## What you have to do
Change every instance of "x-tick-label" to "horizontal-tick-label" in the records below, leaving everything else the same.

## Records supplied
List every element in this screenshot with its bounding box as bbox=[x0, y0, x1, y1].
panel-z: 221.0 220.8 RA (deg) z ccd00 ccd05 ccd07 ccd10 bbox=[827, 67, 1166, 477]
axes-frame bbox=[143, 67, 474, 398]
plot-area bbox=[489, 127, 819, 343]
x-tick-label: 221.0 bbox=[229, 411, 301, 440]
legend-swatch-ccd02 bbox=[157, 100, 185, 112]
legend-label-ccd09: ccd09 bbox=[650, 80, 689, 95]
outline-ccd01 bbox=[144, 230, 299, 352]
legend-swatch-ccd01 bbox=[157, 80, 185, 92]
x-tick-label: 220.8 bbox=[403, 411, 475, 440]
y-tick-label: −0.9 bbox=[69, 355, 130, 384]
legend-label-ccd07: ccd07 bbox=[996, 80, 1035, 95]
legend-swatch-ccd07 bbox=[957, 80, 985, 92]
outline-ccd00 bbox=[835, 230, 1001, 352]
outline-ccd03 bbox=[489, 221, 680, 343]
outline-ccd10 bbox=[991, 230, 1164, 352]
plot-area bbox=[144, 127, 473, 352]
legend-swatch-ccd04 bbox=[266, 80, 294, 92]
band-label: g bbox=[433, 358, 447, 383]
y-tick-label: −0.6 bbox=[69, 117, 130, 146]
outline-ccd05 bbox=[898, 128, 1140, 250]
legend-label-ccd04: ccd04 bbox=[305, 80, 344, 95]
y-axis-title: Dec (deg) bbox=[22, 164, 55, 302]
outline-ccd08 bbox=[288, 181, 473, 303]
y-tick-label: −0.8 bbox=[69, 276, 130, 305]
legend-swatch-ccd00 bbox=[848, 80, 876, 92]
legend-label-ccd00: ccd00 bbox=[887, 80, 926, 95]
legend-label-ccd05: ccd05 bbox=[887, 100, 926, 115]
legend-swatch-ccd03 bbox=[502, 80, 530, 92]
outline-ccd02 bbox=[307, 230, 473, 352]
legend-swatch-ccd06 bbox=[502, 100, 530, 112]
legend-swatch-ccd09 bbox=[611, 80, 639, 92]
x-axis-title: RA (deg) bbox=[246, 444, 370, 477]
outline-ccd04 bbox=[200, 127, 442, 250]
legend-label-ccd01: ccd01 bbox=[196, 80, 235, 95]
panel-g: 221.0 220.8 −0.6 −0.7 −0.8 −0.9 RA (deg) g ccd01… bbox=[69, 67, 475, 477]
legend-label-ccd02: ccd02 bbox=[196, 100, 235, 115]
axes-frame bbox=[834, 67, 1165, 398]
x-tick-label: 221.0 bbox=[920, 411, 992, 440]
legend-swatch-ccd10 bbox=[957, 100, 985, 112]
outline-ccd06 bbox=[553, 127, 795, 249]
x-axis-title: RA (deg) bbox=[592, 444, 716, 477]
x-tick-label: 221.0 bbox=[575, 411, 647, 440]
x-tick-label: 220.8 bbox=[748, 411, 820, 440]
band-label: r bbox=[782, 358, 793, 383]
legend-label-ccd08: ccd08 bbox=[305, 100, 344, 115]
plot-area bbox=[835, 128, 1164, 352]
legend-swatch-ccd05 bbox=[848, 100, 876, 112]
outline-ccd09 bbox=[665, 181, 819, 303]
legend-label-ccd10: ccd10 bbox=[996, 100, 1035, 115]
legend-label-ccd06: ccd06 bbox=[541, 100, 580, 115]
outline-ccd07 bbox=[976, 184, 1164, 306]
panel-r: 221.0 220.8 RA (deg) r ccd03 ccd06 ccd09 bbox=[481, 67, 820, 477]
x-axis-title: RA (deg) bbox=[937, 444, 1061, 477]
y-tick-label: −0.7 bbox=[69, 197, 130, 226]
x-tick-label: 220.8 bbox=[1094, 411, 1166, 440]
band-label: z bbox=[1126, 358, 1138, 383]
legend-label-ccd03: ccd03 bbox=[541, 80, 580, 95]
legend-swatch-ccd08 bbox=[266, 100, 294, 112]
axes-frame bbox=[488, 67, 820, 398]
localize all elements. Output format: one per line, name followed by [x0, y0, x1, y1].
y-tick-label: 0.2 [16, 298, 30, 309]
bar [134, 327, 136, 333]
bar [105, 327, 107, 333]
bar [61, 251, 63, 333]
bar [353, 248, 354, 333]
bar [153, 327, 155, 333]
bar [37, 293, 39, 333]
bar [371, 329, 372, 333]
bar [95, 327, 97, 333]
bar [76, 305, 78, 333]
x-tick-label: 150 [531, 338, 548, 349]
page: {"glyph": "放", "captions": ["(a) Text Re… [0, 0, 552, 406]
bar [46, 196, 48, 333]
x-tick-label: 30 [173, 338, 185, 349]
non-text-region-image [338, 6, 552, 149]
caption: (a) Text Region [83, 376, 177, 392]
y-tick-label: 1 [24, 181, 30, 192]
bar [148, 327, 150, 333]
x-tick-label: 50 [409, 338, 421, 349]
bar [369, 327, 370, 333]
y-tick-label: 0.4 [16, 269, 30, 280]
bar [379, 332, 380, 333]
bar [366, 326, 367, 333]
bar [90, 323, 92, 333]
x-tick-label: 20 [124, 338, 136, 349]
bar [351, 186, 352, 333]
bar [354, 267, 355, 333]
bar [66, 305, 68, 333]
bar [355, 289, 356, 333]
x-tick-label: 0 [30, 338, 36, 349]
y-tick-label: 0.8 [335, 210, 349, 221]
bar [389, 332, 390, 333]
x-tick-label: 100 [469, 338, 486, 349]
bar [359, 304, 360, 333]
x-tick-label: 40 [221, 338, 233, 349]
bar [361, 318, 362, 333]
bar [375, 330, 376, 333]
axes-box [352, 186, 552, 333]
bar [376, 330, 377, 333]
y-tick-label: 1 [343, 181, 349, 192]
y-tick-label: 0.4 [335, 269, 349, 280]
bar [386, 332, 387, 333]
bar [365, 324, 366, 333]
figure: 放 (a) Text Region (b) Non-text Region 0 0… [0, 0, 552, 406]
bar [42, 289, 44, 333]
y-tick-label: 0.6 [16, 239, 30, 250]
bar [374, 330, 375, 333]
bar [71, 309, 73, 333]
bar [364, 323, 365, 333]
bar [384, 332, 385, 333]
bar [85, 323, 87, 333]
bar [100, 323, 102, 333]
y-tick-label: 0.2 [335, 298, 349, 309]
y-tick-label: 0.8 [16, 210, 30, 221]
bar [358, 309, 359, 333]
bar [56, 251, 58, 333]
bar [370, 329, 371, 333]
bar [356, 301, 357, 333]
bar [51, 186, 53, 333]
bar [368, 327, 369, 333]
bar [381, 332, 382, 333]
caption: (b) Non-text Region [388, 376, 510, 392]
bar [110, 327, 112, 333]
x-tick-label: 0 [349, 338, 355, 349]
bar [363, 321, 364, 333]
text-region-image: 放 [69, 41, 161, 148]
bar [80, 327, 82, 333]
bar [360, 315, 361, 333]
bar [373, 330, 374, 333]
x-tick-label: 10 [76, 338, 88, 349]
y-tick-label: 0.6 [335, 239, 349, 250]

## Answer to the task
List every element in this screenshot with its bounding box as bbox=[x0, y0, x1, y1].
panel-z: 221.0 220.8 RA (deg) z ccd00 ccd05 ccd07 ccd10 bbox=[827, 67, 1166, 477]
axes-frame bbox=[143, 67, 474, 398]
plot-area bbox=[489, 127, 819, 343]
horizontal-tick-label: 221.0 bbox=[229, 411, 301, 440]
legend-swatch-ccd02 bbox=[157, 100, 185, 112]
legend-label-ccd09: ccd09 bbox=[650, 80, 689, 95]
outline-ccd01 bbox=[144, 230, 299, 352]
legend-swatch-ccd01 bbox=[157, 80, 185, 92]
horizontal-tick-label: 220.8 bbox=[403, 411, 475, 440]
y-tick-label: −0.9 bbox=[69, 355, 130, 384]
legend-label-ccd07: ccd07 bbox=[996, 80, 1035, 95]
legend-swatch-ccd07 bbox=[957, 80, 985, 92]
outline-ccd00 bbox=[835, 230, 1001, 352]
outline-ccd03 bbox=[489, 221, 680, 343]
outline-ccd10 bbox=[991, 230, 1164, 352]
plot-area bbox=[144, 127, 473, 352]
legend-swatch-ccd04 bbox=[266, 80, 294, 92]
band-label: g bbox=[433, 358, 447, 383]
y-tick-label: −0.6 bbox=[69, 117, 130, 146]
outline-ccd05 bbox=[898, 128, 1140, 250]
legend-label-ccd04: ccd04 bbox=[305, 80, 344, 95]
y-axis-title: Dec (deg) bbox=[22, 164, 55, 302]
outline-ccd08 bbox=[288, 181, 473, 303]
y-tick-label: −0.8 bbox=[69, 276, 130, 305]
legend-swatch-ccd00 bbox=[848, 80, 876, 92]
legend-label-ccd00: ccd00 bbox=[887, 80, 926, 95]
legend-label-ccd05: ccd05 bbox=[887, 100, 926, 115]
legend-swatch-ccd03 bbox=[502, 80, 530, 92]
outline-ccd02 bbox=[307, 230, 473, 352]
legend-swatch-ccd06 bbox=[502, 100, 530, 112]
legend-swatch-ccd09 bbox=[611, 80, 639, 92]
x-axis-title: RA (deg) bbox=[246, 444, 370, 477]
outline-ccd04 bbox=[200, 127, 442, 250]
legend-label-ccd01: ccd01 bbox=[196, 80, 235, 95]
panel-g: 221.0 220.8 −0.6 −0.7 −0.8 −0.9 RA (deg) g ccd01… bbox=[69, 67, 475, 477]
legend-label-ccd02: ccd02 bbox=[196, 100, 235, 115]
axes-frame bbox=[834, 67, 1165, 398]
horizontal-tick-label: 221.0 bbox=[920, 411, 992, 440]
legend-swatch-ccd10 bbox=[957, 100, 985, 112]
outline-ccd06 bbox=[553, 127, 795, 249]
x-axis-title: RA (deg) bbox=[592, 444, 716, 477]
horizontal-tick-label: 221.0 bbox=[575, 411, 647, 440]
horizontal-tick-label: 220.8 bbox=[748, 411, 820, 440]
band-label: r bbox=[782, 358, 793, 383]
legend-label-ccd08: ccd08 bbox=[305, 100, 344, 115]
plot-area bbox=[835, 128, 1164, 352]
legend-swatch-ccd05 bbox=[848, 100, 876, 112]
outline-ccd09 bbox=[665, 181, 819, 303]
legend-label-ccd10: ccd10 bbox=[996, 100, 1035, 115]
legend-label-ccd06: ccd06 bbox=[541, 100, 580, 115]
outline-ccd07 bbox=[976, 184, 1164, 306]
panel-r: 221.0 220.8 RA (deg) r ccd03 ccd06 ccd09 bbox=[481, 67, 820, 477]
x-axis-title: RA (deg) bbox=[937, 444, 1061, 477]
y-tick-label: −0.7 bbox=[69, 197, 130, 226]
horizontal-tick-label: 220.8 bbox=[1094, 411, 1166, 440]
band-label: z bbox=[1126, 358, 1138, 383]
legend-label-ccd03: ccd03 bbox=[541, 80, 580, 95]
legend-swatch-ccd08 bbox=[266, 100, 294, 112]
axes-frame bbox=[488, 67, 820, 398]
localize all elements. Output format: one per line, name followed by [x0, y0, x1, y1].
y-tick-label: 0.2 [16, 298, 30, 309]
bar [134, 327, 136, 333]
bar [105, 327, 107, 333]
bar [61, 251, 63, 333]
bar [353, 248, 354, 333]
bar [153, 327, 155, 333]
bar [37, 293, 39, 333]
bar [371, 329, 372, 333]
bar [95, 327, 97, 333]
bar [76, 305, 78, 333]
horizontal-tick-label: 150 [531, 338, 548, 349]
page: {"glyph": "放", "captions": ["(a) Text Re… [0, 0, 552, 406]
bar [46, 196, 48, 333]
horizontal-tick-label: 30 [173, 338, 185, 349]
non-text-region-image [338, 6, 552, 149]
caption: (a) Text Region [83, 376, 177, 392]
y-tick-label: 1 [24, 181, 30, 192]
bar [148, 327, 150, 333]
horizontal-tick-label: 50 [409, 338, 421, 349]
bar [369, 327, 370, 333]
y-tick-label: 0.4 [16, 269, 30, 280]
bar [379, 332, 380, 333]
bar [366, 326, 367, 333]
bar [90, 323, 92, 333]
horizontal-tick-label: 20 [124, 338, 136, 349]
bar [351, 186, 352, 333]
bar [354, 267, 355, 333]
bar [66, 305, 68, 333]
bar [355, 289, 356, 333]
horizontal-tick-label: 0 [30, 338, 36, 349]
y-tick-label: 0.8 [335, 210, 349, 221]
bar [389, 332, 390, 333]
horizontal-tick-label: 100 [469, 338, 486, 349]
bar [359, 304, 360, 333]
horizontal-tick-label: 40 [221, 338, 233, 349]
bar [361, 318, 362, 333]
bar [375, 330, 376, 333]
axes-box [352, 186, 552, 333]
bar [376, 330, 377, 333]
y-tick-label: 1 [343, 181, 349, 192]
y-tick-label: 0.4 [335, 269, 349, 280]
bar [386, 332, 387, 333]
bar [365, 324, 366, 333]
figure: 放 (a) Text Region (b) Non-text Region 0 0… [0, 0, 552, 406]
bar [42, 289, 44, 333]
y-tick-label: 0.6 [16, 239, 30, 250]
bar [374, 330, 375, 333]
bar [71, 309, 73, 333]
bar [364, 323, 365, 333]
bar [384, 332, 385, 333]
bar [85, 323, 87, 333]
bar [100, 323, 102, 333]
y-tick-label: 0.2 [335, 298, 349, 309]
y-tick-label: 0.8 [16, 210, 30, 221]
bar [358, 309, 359, 333]
bar [56, 251, 58, 333]
bar [370, 329, 371, 333]
bar [356, 301, 357, 333]
bar [51, 186, 53, 333]
bar [368, 327, 369, 333]
bar [381, 332, 382, 333]
caption: (b) Non-text Region [388, 376, 510, 392]
bar [110, 327, 112, 333]
horizontal-tick-label: 0 [349, 338, 355, 349]
bar [363, 321, 364, 333]
text-region-image: 放 [69, 41, 161, 148]
bar [80, 327, 82, 333]
bar [360, 315, 361, 333]
bar [373, 330, 374, 333]
horizontal-tick-label: 10 [76, 338, 88, 349]
y-tick-label: 0.6 [335, 239, 349, 250]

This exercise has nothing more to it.